> [Directions for this task]: Write the material out again, line by line, exactly as it is.

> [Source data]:
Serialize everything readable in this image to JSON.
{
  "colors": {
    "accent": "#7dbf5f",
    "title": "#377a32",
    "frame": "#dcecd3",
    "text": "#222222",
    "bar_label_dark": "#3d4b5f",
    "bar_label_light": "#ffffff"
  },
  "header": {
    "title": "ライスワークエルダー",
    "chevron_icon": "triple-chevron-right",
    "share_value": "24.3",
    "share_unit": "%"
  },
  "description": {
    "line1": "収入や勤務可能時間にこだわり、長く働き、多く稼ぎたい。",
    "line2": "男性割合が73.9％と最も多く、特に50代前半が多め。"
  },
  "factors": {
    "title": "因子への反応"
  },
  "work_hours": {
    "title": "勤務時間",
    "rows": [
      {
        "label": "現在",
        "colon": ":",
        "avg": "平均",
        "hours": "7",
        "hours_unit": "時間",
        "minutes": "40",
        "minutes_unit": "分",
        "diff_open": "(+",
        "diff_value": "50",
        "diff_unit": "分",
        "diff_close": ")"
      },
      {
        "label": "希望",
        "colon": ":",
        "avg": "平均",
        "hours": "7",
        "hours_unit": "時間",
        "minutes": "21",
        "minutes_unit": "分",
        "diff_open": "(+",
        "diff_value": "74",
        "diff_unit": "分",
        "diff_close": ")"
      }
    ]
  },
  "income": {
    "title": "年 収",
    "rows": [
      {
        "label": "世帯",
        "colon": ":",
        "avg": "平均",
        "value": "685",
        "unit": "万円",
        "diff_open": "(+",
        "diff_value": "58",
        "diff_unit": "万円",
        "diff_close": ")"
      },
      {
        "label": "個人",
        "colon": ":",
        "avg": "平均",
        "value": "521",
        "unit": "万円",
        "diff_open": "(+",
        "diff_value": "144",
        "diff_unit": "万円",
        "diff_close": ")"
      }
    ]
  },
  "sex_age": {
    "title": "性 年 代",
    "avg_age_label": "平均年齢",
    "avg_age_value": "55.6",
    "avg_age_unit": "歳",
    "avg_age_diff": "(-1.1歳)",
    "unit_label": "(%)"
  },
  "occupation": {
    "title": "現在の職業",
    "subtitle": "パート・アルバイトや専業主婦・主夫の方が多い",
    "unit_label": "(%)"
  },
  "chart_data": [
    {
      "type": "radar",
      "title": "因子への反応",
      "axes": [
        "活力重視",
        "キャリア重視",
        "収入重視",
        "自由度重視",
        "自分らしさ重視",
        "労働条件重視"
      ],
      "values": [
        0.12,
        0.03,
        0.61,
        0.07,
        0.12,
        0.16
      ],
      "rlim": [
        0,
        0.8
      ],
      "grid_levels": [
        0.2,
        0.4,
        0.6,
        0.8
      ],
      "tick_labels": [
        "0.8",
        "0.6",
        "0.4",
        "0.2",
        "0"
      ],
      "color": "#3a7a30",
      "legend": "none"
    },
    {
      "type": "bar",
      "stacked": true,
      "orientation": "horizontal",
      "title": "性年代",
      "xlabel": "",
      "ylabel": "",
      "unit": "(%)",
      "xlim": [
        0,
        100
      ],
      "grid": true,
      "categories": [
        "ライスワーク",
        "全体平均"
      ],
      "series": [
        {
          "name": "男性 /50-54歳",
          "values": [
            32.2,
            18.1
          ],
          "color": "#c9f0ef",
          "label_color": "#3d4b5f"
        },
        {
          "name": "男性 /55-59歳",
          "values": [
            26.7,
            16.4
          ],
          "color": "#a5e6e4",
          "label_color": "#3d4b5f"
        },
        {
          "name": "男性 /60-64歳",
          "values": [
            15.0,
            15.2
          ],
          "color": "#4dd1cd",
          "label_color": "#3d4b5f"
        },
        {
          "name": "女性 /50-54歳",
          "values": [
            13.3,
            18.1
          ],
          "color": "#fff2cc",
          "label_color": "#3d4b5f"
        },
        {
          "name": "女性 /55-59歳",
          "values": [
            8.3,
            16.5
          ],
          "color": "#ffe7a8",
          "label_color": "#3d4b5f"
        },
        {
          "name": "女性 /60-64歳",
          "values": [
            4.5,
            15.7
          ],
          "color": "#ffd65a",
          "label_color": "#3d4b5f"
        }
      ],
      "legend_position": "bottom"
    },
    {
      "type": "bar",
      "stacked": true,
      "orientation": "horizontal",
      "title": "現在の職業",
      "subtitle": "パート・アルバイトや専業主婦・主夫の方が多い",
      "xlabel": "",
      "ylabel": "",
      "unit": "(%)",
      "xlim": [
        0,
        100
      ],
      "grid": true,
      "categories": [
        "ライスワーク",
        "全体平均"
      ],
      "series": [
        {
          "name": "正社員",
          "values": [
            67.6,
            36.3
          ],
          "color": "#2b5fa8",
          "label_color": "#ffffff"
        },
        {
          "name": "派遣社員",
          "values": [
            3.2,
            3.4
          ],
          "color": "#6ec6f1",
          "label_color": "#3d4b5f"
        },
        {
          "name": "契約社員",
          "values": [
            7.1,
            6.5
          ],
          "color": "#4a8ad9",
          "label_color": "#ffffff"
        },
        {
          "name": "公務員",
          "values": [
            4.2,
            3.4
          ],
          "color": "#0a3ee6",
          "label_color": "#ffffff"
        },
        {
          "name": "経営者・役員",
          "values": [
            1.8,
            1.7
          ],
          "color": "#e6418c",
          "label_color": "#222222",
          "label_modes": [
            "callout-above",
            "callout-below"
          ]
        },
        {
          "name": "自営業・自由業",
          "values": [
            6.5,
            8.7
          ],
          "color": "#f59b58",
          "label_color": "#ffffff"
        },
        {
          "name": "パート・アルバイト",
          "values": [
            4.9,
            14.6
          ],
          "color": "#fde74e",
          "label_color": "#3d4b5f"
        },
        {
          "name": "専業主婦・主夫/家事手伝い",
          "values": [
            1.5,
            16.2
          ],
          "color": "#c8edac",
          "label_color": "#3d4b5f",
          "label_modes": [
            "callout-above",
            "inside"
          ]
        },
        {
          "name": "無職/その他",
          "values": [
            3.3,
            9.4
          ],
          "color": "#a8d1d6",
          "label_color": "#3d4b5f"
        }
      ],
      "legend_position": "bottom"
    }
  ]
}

> [Answer]:
Serialize everything readable in this image to JSON.
{
  "colors": {
    "accent": "#7dbf5f",
    "title": "#377a32",
    "frame": "#dcecd3",
    "text": "#222222",
    "bar_label_dark": "#3d4b5f",
    "bar_label_light": "#ffffff"
  },
  "header": {
    "title": "ライスワークエルダー",
    "chevron_icon": "triple-chevron-right",
    "share_value": "24.3",
    "share_unit": "%"
  },
  "description": {
    "line1": "収入や勤務可能時間にこだわり、長く働き、多く稼ぎたい。",
    "line2": "男性割合が73.9％と最も多く、特に50代前半が多め。"
  },
  "factors": {
    "title": "因子への反応"
  },
  "work_hours": {
    "title": "勤務時間",
    "rows": [
      {
        "label": "現在",
        "colon": ":",
        "avg": "平均",
        "hours": "7",
        "hours_unit": "時間",
        "minutes": "40",
        "minutes_unit": "分",
        "diff_open": "(+",
        "diff_value": "50",
        "diff_unit": "分",
        "diff_close": ")"
      },
      {
        "label": "希望",
        "colon": ":",
        "avg": "平均",
        "hours": "7",
        "hours_unit": "時間",
        "minutes": "21",
        "minutes_unit": "分",
        "diff_open": "(+",
        "diff_value": "74",
        "diff_unit": "分",
        "diff_close": ")"
      }
    ]
  },
  "income": {
    "title": "年 収",
    "rows": [
      {
        "label": "世帯",
        "colon": ":",
        "avg": "平均",
        "value": "685",
        "unit": "万円",
        "diff_open": "(+",
        "diff_value": "58",
        "diff_unit": "万円",
        "diff_close": ")"
      },
      {
        "label": "個人",
        "colon": ":",
        "avg": "平均",
        "value": "521",
        "unit": "万円",
        "diff_open": "(+",
        "diff_value": "144",
        "diff_unit": "万円",
        "diff_close": ")"
      }
    ]
  },
  "sex_age": {
    "title": "性 年 代",
    "avg_age_label": "平均年齢",
    "avg_age_value": "55.6",
    "avg_age_unit": "歳",
    "avg_age_diff": "(-1.1歳)",
    "unit_label": "(%)"
  },
  "occupation": {
    "title": "現在の職業",
    "subtitle": "パート・アルバイトや専業主婦・主夫の方が多い",
    "unit_label": "(%)"
  },
  "chart_data": [
    {
      "type": "radar",
      "title": "因子への反応",
      "axes": [
        "活力重視",
        "キャリア重視",
        "収入重視",
        "自由度重視",
        "自分らしさ重視",
        "労働条件重視"
      ],
      "values": [
        0.12,
        0.03,
        0.61,
        0.07,
        0.12,
        0.16
      ],
      "rlim": [
        0,
        0.8
      ],
      "grid_levels": [
        0.2,
        0.4,
        0.6,
        0.8
      ],
      "tick_labels": [
        "0.8",
        "0.6",
        "0.4",
        "0.2",
        "0"
      ],
      "color": "#3a7a30",
      "legend": "none"
    },
    {
      "type": "bar",
      "stacked": true,
      "orientation": "horizontal",
      "title": "性年代",
      "xlabel": "",
      "ylabel": "",
      "unit": "(%)",
      "xlim": [
        0,
        100
      ],
      "grid": true,
      "categories": [
        "ライスワーク",
        "全体平均"
      ],
      "series": [
        {
          "name": "男性 /50-54歳",
          "values": [
            32.2,
            18.1
          ],
          "color": "#c9f0ef",
          "label_color": "#3d4b5f"
        },
        {
          "name": "男性 /55-59歳",
          "values": [
            26.7,
            16.4
          ],
          "color": "#a5e6e4",
          "label_color": "#3d4b5f"
        },
        {
          "name": "男性 /60-64歳",
          "values": [
            15.0,
            15.2
          ],
          "color": "#4dd1cd",
          "label_color": "#3d4b5f"
        },
        {
          "name": "女性 /50-54歳",
          "values": [
            13.3,
            18.1
          ],
          "color": "#fff2cc",
          "label_color": "#3d4b5f"
        },
        {
          "name": "女性 /55-59歳",
          "values": [
            8.3,
            16.5
          ],
          "color": "#ffe7a8",
          "label_color": "#3d4b5f"
        },
        {
          "name": "女性 /60-64歳",
          "values": [
            4.5,
            15.7
          ],
          "color": "#ffd65a",
          "label_color": "#3d4b5f"
        }
      ],
      "legend_position": "bottom"
    },
    {
      "type": "bar",
      "stacked": true,
      "orientation": "horizontal",
      "title": "現在の職業",
      "subtitle": "パート・アルバイトや専業主婦・主夫の方が多い",
      "xlabel": "",
      "ylabel": "",
      "unit": "(%)",
      "xlim": [
        0,
        100
      ],
      "grid": true,
      "categories": [
        "ライスワーク",
        "全体平均"
      ],
      "series": [
        {
          "name": "正社員",
          "values": [
            67.6,
            36.3
          ],
          "color": "#2b5fa8",
          "label_color": "#ffffff"
        },
        {
          "name": "派遣社員",
          "values": [
            3.2,
            3.4
          ],
          "color": "#6ec6f1",
          "label_color": "#3d4b5f"
        },
        {
          "name": "契約社員",
          "values": [
            7.1,
            6.5
          ],
          "color": "#4a8ad9",
          "label_color": "#ffffff"
        },
        {
          "name": "公務員",
          "values": [
            4.2,
            3.4
          ],
          "color": "#0a3ee6",
          "label_color": "#ffffff"
        },
        {
          "name": "経営者・役員",
          "values": [
            1.8,
            1.7
          ],
          "color": "#e6418c",
          "label_color": "#222222",
          "label_modes": [
            "callout-above",
            "callout-below"
          ]
        },
        {
          "name": "自営業・自由業",
          "values": [
            6.5,
            8.7
          ],
          "color": "#f59b58",
          "label_color": "#ffffff"
        },
        {
          "name": "パート・アルバイト",
          "values": [
            4.9,
            14.6
          ],
          "color": "#fde74e",
          "label_color": "#3d4b5f"
        },
        {
          "name": "専業主婦・主夫/家事手伝い",
          "values": [
            1.5,
            16.2
          ],
          "color": "#c8edac",
          "label_color": "#3d4b5f",
          "label_modes": [
            "callout-above",
            "inside"
          ]
        },
        {
          "name": "無職/その他",
          "values": [
            3.3,
            9.4
          ],
          "color": "#a8d1d6",
          "label_color": "#3d4b5f"
        }
      ],
      "legend_position": "bottom"
    }
  ]
}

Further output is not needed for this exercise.